- _Compito scritto 1_
Nel testo sulle elezioni francesi, perché l'autore giudica un affanno inutile la ricerca di un Macron di casa nostra? Rispondi in una o due frasi.

---- Testo della pagina

“Vive la France?”

Dopo l’Olanda, anche la Francia ha fermato l’avanzata xenofoba e populista di Marine Le Pen. Domenica i francesi hanno scelto con nettezza indiscutibile il centrista, ex ministro del governo socialista, europeista, Emmanuel Macron.

Non possiamo che essere sollevati da questo risultato, anche se temo non sia sufficiente ad arginare l’onda populista che si muove con vesti e nomi diversi in Europa. È interessante leggere i commenti degli osservatori che in questi giorni si susseguono sui media e ci raccontano di scomposizioni, ricomposizioni e di una consistente confusione in tutti i campi politici. Non solo, ci raccontano anche di una corsa a rincorrere modelli, a cercare il Macron di casa nostra, quando “non c’è quasi nulla che accomuni oggi la politica francese a quella italiana” (così inizia la sua riflessione il politologo Piero Ignazi ieri su La Repubblica nell’articolo “L’esempio francese non aiuterà Renzi”). Insomma, un affanno inutile.

La crisi del Partito socialista francese non comincia oggi, ha bruciato in questi anni un leader dietro l’altro ed oggi, dopo l’elezione presidenziale, è sostanzialmente a pezzi: Benoît Hamon, vincente alle primarie, ha avuto un risultato disastroso e i movimenti di queste ore, la corsa a costruire nuove aggregazioni, i passi falsi dell’ex premier Manuel Valls (che martedì ha dichiarato di volersi candidare alle legislative con l’etichetta della «République En Marche», il movimento di Emmanuel Macron, ed è stato prontamente respinto) non fanno pensare ad un percorso già compiuto. Sinceramente, non mi pare affatto chiara neppure la collocazione che Macron vorrà dare al suo mandato.

--------
---- I dati

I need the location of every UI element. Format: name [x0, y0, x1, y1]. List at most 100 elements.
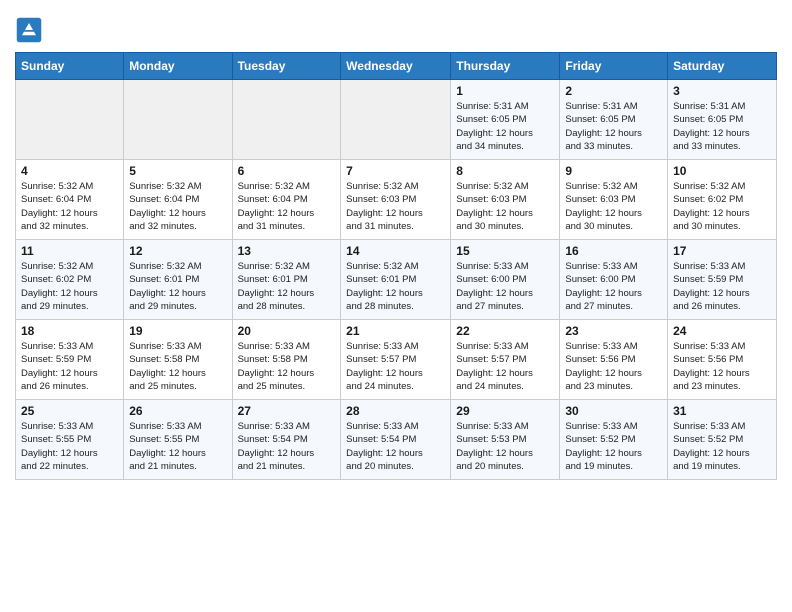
day-number: 6 [238, 164, 336, 178]
day-number: 31 [673, 404, 771, 418]
calendar-cell: 23Sunrise: 5:33 AM Sunset: 5:56 PM Dayli… [560, 320, 668, 400]
day-info: Sunrise: 5:32 AM Sunset: 6:03 PM Dayligh… [346, 180, 445, 233]
day-info: Sunrise: 5:33 AM Sunset: 5:59 PM Dayligh… [21, 340, 118, 393]
day-number: 25 [21, 404, 118, 418]
day-number: 17 [673, 244, 771, 258]
day-info: Sunrise: 5:33 AM Sunset: 5:57 PM Dayligh… [456, 340, 554, 393]
day-number: 15 [456, 244, 554, 258]
day-info: Sunrise: 5:33 AM Sunset: 5:58 PM Dayligh… [129, 340, 226, 393]
calendar-cell: 28 Sunrise: 5:33 AM Sunset: 5:54 PM Dayli… [341, 400, 451, 480]
calendar-cell: 3 Sunrise: 5:31 AM Sunset: 6:05 PM Daylig… [668, 80, 777, 160]
day-number: 30 [565, 404, 662, 418]
day-number: 3 [673, 84, 771, 98]
day-number: 4 [21, 164, 118, 178]
calendar-cell: 8 Sunrise: 5:32 AM Sunset: 6:03 PM Daylig… [451, 160, 560, 240]
calendar-cell: 17 Sunrise: 5:33 AM Sunset: 5:59 PM Dayli… [668, 240, 777, 320]
calendar-cell: 14 Sunrise: 5:32 AM Sunset: 6:01 PM Dayli… [341, 240, 451, 320]
day-info: Sunrise: 5:32 AM Sunset: 6:01 PM Dayligh… [129, 260, 226, 313]
day-number: 26 [129, 404, 226, 418]
calendar-cell: 13 Sunrise: 5:32 AM Sunset: 6:01 PM Dayli… [232, 240, 341, 320]
day-number: 22 [456, 324, 554, 338]
calendar-cell: 12 Sunrise: 5:32 AM Sunset: 6:01 PM Dayli… [124, 240, 232, 320]
day-number: 27 [238, 404, 336, 418]
weekday-header-tuesday: Tuesday [232, 53, 341, 80]
calendar-cell: 27Sunrise: 5:33 AM Sunset: 5:54 PM Dayli… [232, 400, 341, 480]
calendar-cell: 16 Sunrise: 5:33 AM Sunset: 6:00 PM Dayli… [560, 240, 668, 320]
calendar-cell: 11Sunrise: 5:32 AM Sunset: 6:02 PM Dayli… [16, 240, 124, 320]
calendar-cell: 20Sunrise: 5:33 AM Sunset: 5:58 PM Dayli… [232, 320, 341, 400]
day-number: 13 [238, 244, 336, 258]
weekday-header-row: SundayMondayTuesdayWednesdayThursdayFrid… [16, 53, 777, 80]
day-info: Sunrise: 5:33 AM Sunset: 5:56 PM Dayligh… [673, 340, 771, 393]
day-info: Sunrise: 5:31 AM Sunset: 6:05 PM Dayligh… [673, 100, 771, 153]
weekday-header-saturday: Saturday [668, 53, 777, 80]
day-info: Sunrise: 5:33 AM Sunset: 5:55 PM Dayligh… [129, 420, 226, 473]
day-number: 2 [565, 84, 662, 98]
day-info: Sunrise: 5:32 AM Sunset: 6:04 PM Dayligh… [21, 180, 118, 233]
calendar-week-row: 18 Sunrise: 5:33 AM Sunset: 5:59 PM Dayli… [16, 320, 777, 400]
day-number: 10 [673, 164, 771, 178]
calendar-cell [232, 80, 341, 160]
day-info: Sunrise: 5:31 AM Sunset: 6:05 PM Dayligh… [565, 100, 662, 153]
day-info: Sunrise: 5:32 AM Sunset: 6:01 PM Dayligh… [238, 260, 336, 313]
day-number: 28 [346, 404, 445, 418]
calendar-cell: 22 Sunrise: 5:33 AM Sunset: 5:57 PM Dayli… [451, 320, 560, 400]
calendar-body: 1 Sunrise: 5:31 AM Sunset: 6:05 PM Daylig… [16, 80, 777, 480]
calendar-cell: 18 Sunrise: 5:33 AM Sunset: 5:59 PM Dayli… [16, 320, 124, 400]
day-number: 12 [129, 244, 226, 258]
calendar-table: SundayMondayTuesdayWednesdayThursdayFrid… [15, 52, 777, 480]
day-info: Sunrise: 5:33 AM Sunset: 5:57 PM Dayligh… [346, 340, 445, 393]
day-number: 24 [673, 324, 771, 338]
weekday-header-sunday: Sunday [16, 53, 124, 80]
day-info: Sunrise: 5:32 AM Sunset: 6:04 PM Dayligh… [129, 180, 226, 233]
day-info: Sunrise: 5:32 AM Sunset: 6:03 PM Dayligh… [456, 180, 554, 233]
calendar-cell: 29Sunrise: 5:33 AM Sunset: 5:53 PM Dayli… [451, 400, 560, 480]
weekday-header-friday: Friday [560, 53, 668, 80]
weekday-header-wednesday: Wednesday [341, 53, 451, 80]
calendar-cell: 10Sunrise: 5:32 AM Sunset: 6:02 PM Dayli… [668, 160, 777, 240]
day-number: 14 [346, 244, 445, 258]
day-number: 9 [565, 164, 662, 178]
day-number: 1 [456, 84, 554, 98]
calendar-cell: 6 Sunrise: 5:32 AM Sunset: 6:04 PM Daylig… [232, 160, 341, 240]
weekday-header-monday: Monday [124, 53, 232, 80]
day-info: Sunrise: 5:32 AM Sunset: 6:01 PM Dayligh… [346, 260, 445, 313]
calendar-cell: 5 Sunrise: 5:32 AM Sunset: 6:04 PM Daylig… [124, 160, 232, 240]
weekday-header-thursday: Thursday [451, 53, 560, 80]
calendar-cell: 21Sunrise: 5:33 AM Sunset: 5:57 PM Dayli… [341, 320, 451, 400]
day-number: 5 [129, 164, 226, 178]
day-info: Sunrise: 5:33 AM Sunset: 5:59 PM Dayligh… [673, 260, 771, 313]
calendar-week-row: 25 Sunrise: 5:33 AM Sunset: 5:55 PM Dayli… [16, 400, 777, 480]
logo [15, 16, 47, 44]
calendar-cell [16, 80, 124, 160]
calendar-cell: 30 Sunrise: 5:33 AM Sunset: 5:52 PM Dayli… [560, 400, 668, 480]
calendar-cell: 4 Sunrise: 5:32 AM Sunset: 6:04 PM Daylig… [16, 160, 124, 240]
calendar-cell: 9 Sunrise: 5:32 AM Sunset: 6:03 PM Daylig… [560, 160, 668, 240]
day-number: 7 [346, 164, 445, 178]
day-info: Sunrise: 5:33 AM Sunset: 6:00 PM Dayligh… [456, 260, 554, 313]
day-info: Sunrise: 5:33 AM Sunset: 5:52 PM Dayligh… [565, 420, 662, 473]
day-number: 29 [456, 404, 554, 418]
day-info: Sunrise: 5:33 AM Sunset: 6:00 PM Dayligh… [565, 260, 662, 313]
day-number: 18 [21, 324, 118, 338]
calendar-cell [124, 80, 232, 160]
day-number: 16 [565, 244, 662, 258]
day-info: Sunrise: 5:33 AM Sunset: 5:54 PM Dayligh… [346, 420, 445, 473]
calendar-cell: 19 Sunrise: 5:33 AM Sunset: 5:58 PM Dayli… [124, 320, 232, 400]
calendar-cell: 1Sunrise: 5:31 AM Sunset: 6:05 PM Daylig… [451, 80, 560, 160]
logo-icon [15, 16, 43, 44]
calendar-cell: 26 Sunrise: 5:33 AM Sunset: 5:55 PM Dayli… [124, 400, 232, 480]
calendar-cell: 24 Sunrise: 5:33 AM Sunset: 5:56 PM Dayli… [668, 320, 777, 400]
calendar-week-row: 4 Sunrise: 5:32 AM Sunset: 6:04 PM Daylig… [16, 160, 777, 240]
day-info: Sunrise: 5:32 AM Sunset: 6:03 PM Dayligh… [565, 180, 662, 233]
calendar-week-row: 11Sunrise: 5:32 AM Sunset: 6:02 PM Dayli… [16, 240, 777, 320]
day-info: Sunrise: 5:33 AM Sunset: 5:52 PM Dayligh… [673, 420, 771, 473]
day-number: 8 [456, 164, 554, 178]
day-info: Sunrise: 5:32 AM Sunset: 6:04 PM Dayligh… [238, 180, 336, 233]
calendar-week-row: 1 Sunrise: 5:31 AM Sunset: 6:05 PM Daylig… [16, 80, 777, 160]
day-number: 11 [21, 244, 118, 258]
page-header [15, 10, 777, 44]
day-number: 23 [565, 324, 662, 338]
day-number: 19 [129, 324, 226, 338]
day-info: Sunrise: 5:33 AM Sunset: 5:58 PM Dayligh… [238, 340, 336, 393]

--------

- _Compito scritto 2_
Aggiorna l'elenco dalla riga che contiene "day-number: 6 [238, 164, 336, 178]" fino alla riga che contiene "calendar-cell: 13 Sunrise: 5:32", entrambe comprese, sostituendo "Sunset" con "Tramonto" e lasciando invariato tutto il resto. Restituisci soltanto queste righe.

- _Risultato del compito 1_
Perché, come scrive il politologo Piero Ignazi su La Repubblica, oggi non c'è quasi nulla che accomuni la politica francese a quella italiana.

- _Risultato del compito 2_
day-number: 6 [238, 164, 336, 178]
day-number: 31 [673, 404, 771, 418]
calendar-cell: 23Sunrise: 5:33 AM Tramonto: 5:56 PM Dayli… [560, 320, 668, 400]
day-info: Sunrise: 5:32 AM Tramonto: 6:03 PM Dayligh… [346, 180, 445, 233]
day-info: Sunrise: 5:33 AM Tramonto: 5:59 PM Dayligh… [21, 340, 118, 393]
day-number: 25 [21, 404, 118, 418]
day-number: 17 [673, 244, 771, 258]
day-info: Sunrise: 5:33 AM Tramonto: 5:57 PM Dayligh… [456, 340, 554, 393]
day-number: 15 [456, 244, 554, 258]
day-info: Sunrise: 5:33 AM Tramonto: 5:58 PM Dayligh… [129, 340, 226, 393]
calendar-cell: 28 Sunrise: 5:33 AM Tramonto: 5:54 PM Dayli… [341, 400, 451, 480]
calendar-cell: 3 Sunrise: 5:31 AM Tramonto: 6:05 PM Daylig… [668, 80, 777, 160]
day-number: 30 [565, 404, 662, 418]
day-number: 3 [673, 84, 771, 98]
day-number: 4 [21, 164, 118, 178]
calendar-cell: 8 Sunrise: 5:32 AM Tramonto: 6:03 PM Daylig… [451, 160, 560, 240]
calendar-cell: 17 Sunrise: 5:33 AM Tramonto: 5:59 PM Dayli… [668, 240, 777, 320]
calendar-cell: 14 Sunrise: 5:32 AM Tramonto: 6:01 PM Dayli… [341, 240, 451, 320]
day-info: Sunrise: 5:32 AM Tramonto: 6:01 PM Dayligh… [129, 260, 226, 313]
day-number: 26 [129, 404, 226, 418]
calendar-cell: 13 Sunrise: 5:32 AM Tramonto: 6:01 PM Dayli… [232, 240, 341, 320]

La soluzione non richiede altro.